GIVEN EXERCISE
Look at each line of the records and count those with "sealed" in them. Please answer with the count alone.

WORKING DATA
**********
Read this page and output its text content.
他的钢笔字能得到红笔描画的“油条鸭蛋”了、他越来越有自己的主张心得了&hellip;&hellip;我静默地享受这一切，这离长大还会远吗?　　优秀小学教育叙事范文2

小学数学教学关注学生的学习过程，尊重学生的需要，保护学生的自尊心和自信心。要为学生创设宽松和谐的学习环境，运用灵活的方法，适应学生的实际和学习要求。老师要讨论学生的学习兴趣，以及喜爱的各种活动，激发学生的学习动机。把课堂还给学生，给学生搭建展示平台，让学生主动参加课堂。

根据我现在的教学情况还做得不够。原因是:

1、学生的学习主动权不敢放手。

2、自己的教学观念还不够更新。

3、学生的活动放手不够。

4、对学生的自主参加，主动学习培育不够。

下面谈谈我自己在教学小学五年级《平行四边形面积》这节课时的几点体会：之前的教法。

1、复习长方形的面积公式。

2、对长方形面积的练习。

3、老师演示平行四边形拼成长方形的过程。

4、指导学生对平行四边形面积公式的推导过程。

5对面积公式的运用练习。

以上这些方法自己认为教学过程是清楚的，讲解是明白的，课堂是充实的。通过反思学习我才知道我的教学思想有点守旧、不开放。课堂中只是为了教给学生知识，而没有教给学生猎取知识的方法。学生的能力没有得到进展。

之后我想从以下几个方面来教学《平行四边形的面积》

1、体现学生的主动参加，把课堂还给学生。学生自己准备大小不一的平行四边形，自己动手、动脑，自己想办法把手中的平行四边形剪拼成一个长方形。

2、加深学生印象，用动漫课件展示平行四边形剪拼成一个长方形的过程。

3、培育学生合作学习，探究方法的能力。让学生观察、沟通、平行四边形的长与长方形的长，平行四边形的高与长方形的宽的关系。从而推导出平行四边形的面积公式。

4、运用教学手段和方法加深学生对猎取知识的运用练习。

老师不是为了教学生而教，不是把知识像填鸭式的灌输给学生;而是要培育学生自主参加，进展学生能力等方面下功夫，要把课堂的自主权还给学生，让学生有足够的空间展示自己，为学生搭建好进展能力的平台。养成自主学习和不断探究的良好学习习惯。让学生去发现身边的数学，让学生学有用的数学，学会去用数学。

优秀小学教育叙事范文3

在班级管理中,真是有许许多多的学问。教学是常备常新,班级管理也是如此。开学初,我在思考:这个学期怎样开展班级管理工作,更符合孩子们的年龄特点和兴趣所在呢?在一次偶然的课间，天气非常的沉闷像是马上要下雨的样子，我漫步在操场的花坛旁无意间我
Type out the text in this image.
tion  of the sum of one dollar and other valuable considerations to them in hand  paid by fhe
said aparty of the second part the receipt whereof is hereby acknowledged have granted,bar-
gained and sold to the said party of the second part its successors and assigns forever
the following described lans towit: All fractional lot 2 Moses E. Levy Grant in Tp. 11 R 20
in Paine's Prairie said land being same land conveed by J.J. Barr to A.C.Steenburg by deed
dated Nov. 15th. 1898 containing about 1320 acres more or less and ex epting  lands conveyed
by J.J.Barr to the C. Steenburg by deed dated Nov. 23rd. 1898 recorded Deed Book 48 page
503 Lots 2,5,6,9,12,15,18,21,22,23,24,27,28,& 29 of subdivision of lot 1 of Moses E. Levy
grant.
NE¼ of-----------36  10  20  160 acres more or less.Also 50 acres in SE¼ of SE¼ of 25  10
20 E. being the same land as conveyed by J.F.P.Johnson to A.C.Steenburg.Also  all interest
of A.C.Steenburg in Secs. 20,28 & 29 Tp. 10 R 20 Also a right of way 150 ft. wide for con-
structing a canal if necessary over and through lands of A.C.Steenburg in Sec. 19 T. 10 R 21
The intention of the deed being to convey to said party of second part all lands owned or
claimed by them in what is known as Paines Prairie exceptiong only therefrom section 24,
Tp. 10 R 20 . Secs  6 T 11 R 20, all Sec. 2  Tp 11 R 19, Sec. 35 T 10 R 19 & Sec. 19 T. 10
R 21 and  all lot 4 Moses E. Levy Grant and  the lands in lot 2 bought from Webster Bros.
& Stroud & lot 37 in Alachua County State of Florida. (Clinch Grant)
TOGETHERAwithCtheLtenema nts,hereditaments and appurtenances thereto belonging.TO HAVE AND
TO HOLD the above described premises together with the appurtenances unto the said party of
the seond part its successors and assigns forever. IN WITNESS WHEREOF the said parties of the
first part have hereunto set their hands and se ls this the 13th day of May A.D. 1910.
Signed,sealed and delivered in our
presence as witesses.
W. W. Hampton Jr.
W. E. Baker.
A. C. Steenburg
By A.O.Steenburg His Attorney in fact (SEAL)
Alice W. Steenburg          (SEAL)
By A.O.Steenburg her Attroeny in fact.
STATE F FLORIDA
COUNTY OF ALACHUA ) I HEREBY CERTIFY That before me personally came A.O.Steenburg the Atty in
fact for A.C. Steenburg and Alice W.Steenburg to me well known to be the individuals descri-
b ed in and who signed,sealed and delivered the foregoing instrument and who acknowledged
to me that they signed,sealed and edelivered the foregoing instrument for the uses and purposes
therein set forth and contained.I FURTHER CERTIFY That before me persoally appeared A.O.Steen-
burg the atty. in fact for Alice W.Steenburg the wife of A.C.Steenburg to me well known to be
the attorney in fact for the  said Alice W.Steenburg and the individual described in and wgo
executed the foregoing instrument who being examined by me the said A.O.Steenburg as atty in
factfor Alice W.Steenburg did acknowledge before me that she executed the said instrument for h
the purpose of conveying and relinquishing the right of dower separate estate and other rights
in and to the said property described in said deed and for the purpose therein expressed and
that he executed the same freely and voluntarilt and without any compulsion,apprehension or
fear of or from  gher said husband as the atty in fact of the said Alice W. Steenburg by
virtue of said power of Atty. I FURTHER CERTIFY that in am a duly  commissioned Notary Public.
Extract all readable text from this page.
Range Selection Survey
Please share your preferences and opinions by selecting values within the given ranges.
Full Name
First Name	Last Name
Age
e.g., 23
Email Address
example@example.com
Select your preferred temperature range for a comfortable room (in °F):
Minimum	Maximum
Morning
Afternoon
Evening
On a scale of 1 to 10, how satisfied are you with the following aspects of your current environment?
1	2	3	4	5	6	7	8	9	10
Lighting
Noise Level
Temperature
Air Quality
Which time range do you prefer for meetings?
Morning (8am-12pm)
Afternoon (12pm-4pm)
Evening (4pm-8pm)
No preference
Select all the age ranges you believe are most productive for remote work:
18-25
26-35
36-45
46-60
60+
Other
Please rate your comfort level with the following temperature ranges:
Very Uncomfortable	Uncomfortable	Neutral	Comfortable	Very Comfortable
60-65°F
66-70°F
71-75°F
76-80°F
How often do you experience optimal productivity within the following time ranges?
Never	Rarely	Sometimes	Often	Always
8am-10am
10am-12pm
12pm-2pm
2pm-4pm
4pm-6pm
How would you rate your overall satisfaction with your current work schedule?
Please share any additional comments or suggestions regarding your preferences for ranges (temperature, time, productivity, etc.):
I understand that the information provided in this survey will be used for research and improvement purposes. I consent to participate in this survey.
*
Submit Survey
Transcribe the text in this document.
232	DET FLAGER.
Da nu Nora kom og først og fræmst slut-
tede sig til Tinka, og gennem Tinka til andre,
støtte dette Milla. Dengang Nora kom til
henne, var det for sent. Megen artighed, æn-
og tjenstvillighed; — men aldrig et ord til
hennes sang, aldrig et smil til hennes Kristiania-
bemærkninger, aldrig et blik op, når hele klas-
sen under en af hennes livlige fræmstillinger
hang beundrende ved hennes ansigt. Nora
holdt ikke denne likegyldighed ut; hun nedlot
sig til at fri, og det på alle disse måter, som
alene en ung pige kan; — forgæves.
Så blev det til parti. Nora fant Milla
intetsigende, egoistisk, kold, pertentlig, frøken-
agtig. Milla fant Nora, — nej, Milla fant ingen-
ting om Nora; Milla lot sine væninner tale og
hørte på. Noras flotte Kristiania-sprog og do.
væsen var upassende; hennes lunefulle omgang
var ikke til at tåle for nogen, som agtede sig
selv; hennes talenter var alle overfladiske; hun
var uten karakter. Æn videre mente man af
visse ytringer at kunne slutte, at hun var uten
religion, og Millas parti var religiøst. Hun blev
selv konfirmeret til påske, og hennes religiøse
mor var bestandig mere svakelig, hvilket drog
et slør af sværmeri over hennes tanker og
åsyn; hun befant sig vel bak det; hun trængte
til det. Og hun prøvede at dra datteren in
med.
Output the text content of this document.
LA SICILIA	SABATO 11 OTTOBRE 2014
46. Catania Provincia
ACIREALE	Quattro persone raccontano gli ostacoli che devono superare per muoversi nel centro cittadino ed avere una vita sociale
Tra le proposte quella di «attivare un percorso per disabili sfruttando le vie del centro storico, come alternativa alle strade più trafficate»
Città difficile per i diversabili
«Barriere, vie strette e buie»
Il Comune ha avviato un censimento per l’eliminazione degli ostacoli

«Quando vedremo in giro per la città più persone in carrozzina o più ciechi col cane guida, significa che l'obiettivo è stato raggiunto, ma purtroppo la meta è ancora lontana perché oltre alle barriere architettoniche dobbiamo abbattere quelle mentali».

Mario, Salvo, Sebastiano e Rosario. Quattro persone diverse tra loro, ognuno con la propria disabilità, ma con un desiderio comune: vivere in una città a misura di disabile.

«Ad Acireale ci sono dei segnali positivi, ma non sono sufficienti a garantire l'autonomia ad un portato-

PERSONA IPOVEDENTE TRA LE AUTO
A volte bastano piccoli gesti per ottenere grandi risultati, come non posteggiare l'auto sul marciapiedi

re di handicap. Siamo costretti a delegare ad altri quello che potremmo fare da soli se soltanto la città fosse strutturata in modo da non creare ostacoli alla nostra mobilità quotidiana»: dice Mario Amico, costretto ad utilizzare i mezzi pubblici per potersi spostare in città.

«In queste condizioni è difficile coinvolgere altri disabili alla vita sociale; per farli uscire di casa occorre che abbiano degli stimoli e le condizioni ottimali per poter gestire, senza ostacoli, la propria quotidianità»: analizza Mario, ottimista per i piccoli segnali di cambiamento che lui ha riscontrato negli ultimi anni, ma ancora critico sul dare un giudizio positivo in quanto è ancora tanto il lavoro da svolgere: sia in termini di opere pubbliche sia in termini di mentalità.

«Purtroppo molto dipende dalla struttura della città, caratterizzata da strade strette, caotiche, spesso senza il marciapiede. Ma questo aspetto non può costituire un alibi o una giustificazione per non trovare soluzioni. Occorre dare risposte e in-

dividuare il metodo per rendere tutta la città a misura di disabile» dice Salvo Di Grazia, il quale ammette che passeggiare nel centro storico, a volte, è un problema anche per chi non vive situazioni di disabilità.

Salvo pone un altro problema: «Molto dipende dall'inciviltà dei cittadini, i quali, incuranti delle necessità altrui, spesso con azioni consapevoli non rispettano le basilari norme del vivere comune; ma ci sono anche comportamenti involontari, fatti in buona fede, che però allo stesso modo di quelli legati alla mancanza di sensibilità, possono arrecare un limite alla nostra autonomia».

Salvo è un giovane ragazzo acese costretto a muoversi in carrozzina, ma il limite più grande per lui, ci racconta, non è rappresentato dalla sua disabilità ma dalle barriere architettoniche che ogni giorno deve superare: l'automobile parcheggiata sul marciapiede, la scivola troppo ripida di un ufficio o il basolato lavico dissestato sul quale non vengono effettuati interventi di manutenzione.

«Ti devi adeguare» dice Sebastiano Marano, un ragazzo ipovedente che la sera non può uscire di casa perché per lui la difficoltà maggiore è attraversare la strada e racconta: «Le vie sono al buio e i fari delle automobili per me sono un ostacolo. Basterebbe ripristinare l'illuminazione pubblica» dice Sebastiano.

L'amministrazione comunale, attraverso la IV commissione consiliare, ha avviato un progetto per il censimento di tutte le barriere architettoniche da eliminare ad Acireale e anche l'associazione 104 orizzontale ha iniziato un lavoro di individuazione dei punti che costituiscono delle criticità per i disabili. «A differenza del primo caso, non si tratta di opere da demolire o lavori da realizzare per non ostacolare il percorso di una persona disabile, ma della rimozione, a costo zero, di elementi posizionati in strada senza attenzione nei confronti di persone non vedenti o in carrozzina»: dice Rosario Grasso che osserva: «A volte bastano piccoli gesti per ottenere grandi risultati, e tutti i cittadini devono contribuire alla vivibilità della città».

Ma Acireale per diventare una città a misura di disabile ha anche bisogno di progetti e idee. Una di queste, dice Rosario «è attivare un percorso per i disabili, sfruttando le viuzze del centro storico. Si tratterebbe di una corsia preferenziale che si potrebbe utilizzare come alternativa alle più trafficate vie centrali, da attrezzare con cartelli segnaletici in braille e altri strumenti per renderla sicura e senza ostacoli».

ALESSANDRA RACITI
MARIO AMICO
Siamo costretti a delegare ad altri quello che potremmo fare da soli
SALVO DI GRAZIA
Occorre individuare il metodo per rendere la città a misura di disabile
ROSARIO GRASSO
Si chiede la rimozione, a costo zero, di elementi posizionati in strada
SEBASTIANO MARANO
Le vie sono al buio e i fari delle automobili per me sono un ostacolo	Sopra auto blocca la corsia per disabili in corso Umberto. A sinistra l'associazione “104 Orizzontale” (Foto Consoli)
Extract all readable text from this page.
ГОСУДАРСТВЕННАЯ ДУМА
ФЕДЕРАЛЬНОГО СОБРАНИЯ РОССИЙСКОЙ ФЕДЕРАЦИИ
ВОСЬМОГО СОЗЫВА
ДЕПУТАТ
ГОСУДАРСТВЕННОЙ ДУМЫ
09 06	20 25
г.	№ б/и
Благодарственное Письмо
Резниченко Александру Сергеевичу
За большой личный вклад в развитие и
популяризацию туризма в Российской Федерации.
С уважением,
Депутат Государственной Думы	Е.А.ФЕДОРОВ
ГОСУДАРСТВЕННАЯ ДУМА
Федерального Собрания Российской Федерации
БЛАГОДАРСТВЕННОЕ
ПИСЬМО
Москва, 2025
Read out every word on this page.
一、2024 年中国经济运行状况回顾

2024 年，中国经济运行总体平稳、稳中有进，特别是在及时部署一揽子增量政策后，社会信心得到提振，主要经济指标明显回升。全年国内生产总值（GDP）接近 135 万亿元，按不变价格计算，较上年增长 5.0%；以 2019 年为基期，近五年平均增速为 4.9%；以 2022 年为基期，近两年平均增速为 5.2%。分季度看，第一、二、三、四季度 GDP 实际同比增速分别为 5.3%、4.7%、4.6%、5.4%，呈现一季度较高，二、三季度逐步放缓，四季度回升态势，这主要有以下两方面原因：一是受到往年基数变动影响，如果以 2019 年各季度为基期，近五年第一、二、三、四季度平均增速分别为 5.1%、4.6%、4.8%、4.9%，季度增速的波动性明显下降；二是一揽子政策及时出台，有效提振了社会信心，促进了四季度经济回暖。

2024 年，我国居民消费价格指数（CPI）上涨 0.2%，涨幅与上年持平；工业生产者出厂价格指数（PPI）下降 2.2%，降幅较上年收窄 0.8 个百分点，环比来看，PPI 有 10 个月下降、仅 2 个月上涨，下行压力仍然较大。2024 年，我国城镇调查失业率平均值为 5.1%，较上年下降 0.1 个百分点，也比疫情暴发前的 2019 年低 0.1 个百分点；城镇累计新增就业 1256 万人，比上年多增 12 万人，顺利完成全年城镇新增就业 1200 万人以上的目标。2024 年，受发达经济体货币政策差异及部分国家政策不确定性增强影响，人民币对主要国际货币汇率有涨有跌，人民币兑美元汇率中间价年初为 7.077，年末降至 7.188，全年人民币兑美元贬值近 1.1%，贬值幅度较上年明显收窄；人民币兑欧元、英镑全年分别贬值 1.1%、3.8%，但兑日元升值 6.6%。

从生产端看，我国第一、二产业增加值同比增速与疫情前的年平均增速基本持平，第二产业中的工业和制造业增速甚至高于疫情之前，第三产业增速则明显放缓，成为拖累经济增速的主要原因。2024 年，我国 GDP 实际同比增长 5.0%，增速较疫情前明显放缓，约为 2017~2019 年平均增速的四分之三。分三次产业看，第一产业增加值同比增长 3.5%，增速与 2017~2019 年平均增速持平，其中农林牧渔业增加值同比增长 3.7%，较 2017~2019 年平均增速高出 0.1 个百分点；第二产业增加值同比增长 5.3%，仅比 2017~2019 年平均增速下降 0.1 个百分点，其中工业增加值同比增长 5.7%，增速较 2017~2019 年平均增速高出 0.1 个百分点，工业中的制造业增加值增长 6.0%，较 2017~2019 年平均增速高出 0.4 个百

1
**********
WRITTEN SOLUTION
3